** start Entries provided **

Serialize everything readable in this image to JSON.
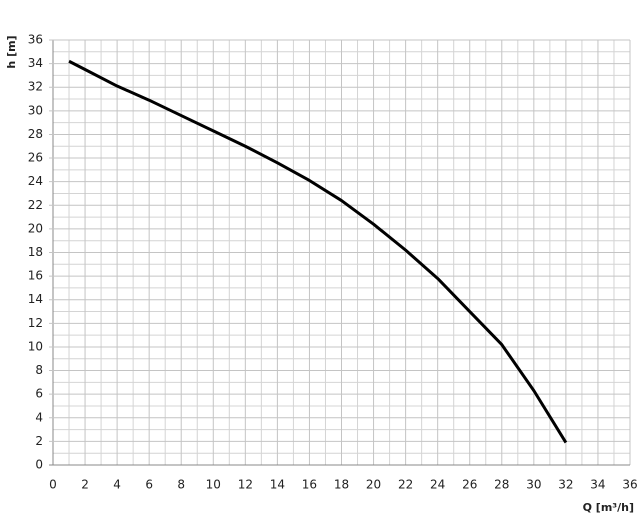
{
  "chart_data": {
    "type": "line",
    "x_label": "Q [m³/h]",
    "y_label": "h [m]",
    "x": [
      1,
      2,
      4,
      6,
      8,
      10,
      12,
      14,
      16,
      18,
      20,
      22,
      24,
      26,
      28,
      30,
      32
    ],
    "series": [
      {
        "color": "#000000",
        "values": [
          34.2,
          33.5,
          32.1,
          30.9,
          29.6,
          28.3,
          27.0,
          25.6,
          24.1,
          22.4,
          20.4,
          18.2,
          15.8,
          13.0,
          10.2,
          6.3,
          1.9
        ]
      }
    ],
    "xlim": [
      0,
      36
    ],
    "ylim": [
      0,
      36
    ],
    "xticks": [
      0,
      2,
      4,
      6,
      8,
      10,
      12,
      14,
      16,
      18,
      20,
      22,
      24,
      26,
      28,
      30,
      32,
      34,
      36
    ],
    "yticks": [
      0,
      2,
      4,
      6,
      8,
      10,
      12,
      14,
      16,
      18,
      20,
      22,
      24,
      26,
      28,
      30,
      32,
      34,
      36
    ],
    "grid": true,
    "minor_grid": true
  }
}
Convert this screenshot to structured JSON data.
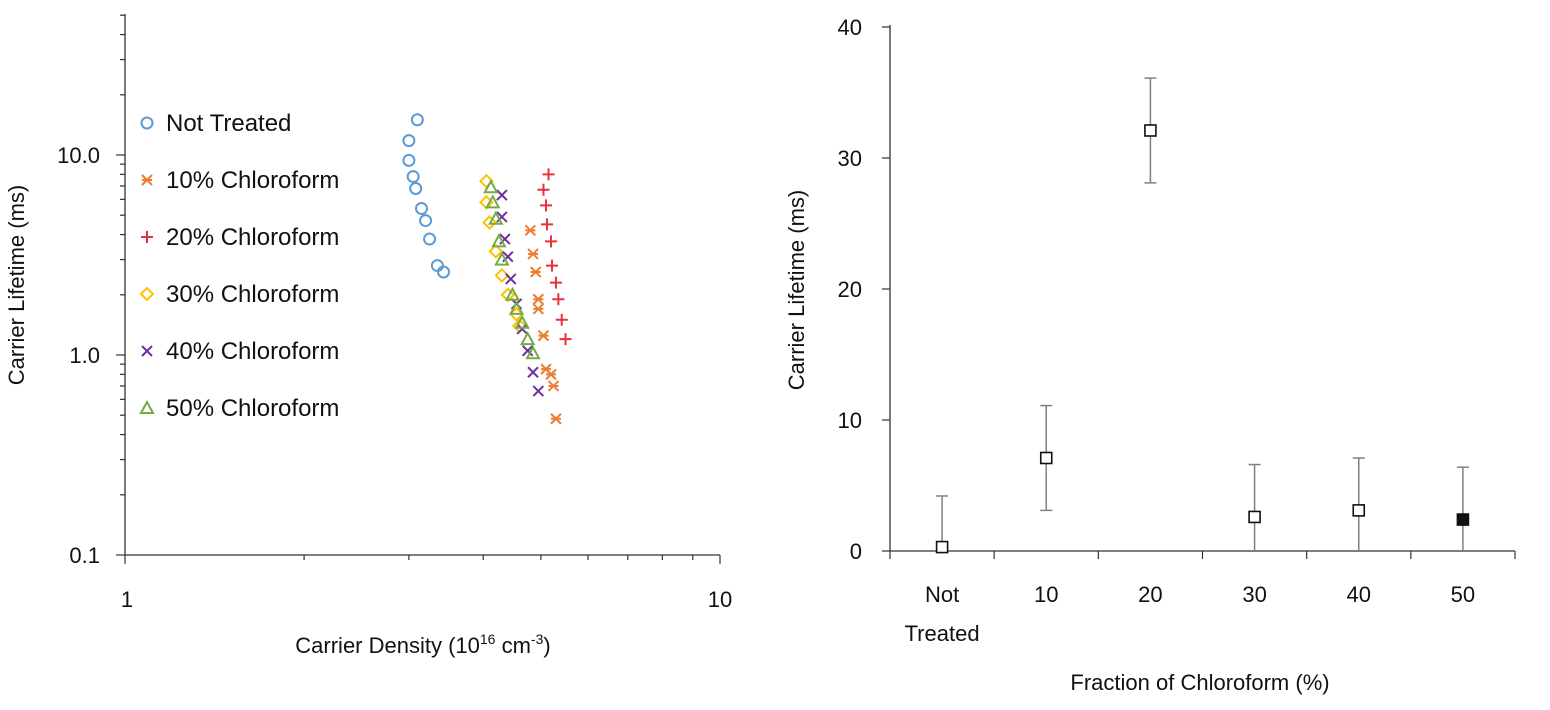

** end Entries provided **

● What to work on
Transcribe the records word for word and include no pictures.

● Answer for this exercise
Serialize everything readable in this image to JSON.
{
  "chart_data": {
    "type": "line",
    "x_label": "Q [m³/h]",
    "y_label": "h [m]",
    "x": [
      1,
      2,
      4,
      6,
      8,
      10,
      12,
      14,
      16,
      18,
      20,
      22,
      24,
      26,
      28,
      30,
      32
    ],
    "series": [
      {
        "color": "#000000",
        "values": [
          34.2,
          33.5,
          32.1,
          30.9,
          29.6,
          28.3,
          27.0,
          25.6,
          24.1,
          22.4,
          20.4,
          18.2,
          15.8,
          13.0,
          10.2,
          6.3,
          1.9
        ]
      }
    ],
    "xlim": [
      0,
      36
    ],
    "ylim": [
      0,
      36
    ],
    "xticks": [
      0,
      2,
      4,
      6,
      8,
      10,
      12,
      14,
      16,
      18,
      20,
      22,
      24,
      26,
      28,
      30,
      32,
      34,
      36
    ],
    "yticks": [
      0,
      2,
      4,
      6,
      8,
      10,
      12,
      14,
      16,
      18,
      20,
      22,
      24,
      26,
      28,
      30,
      32,
      34,
      36
    ],
    "grid": true,
    "minor_grid": true
  }
}
Convert this screenshot to structured JSON data.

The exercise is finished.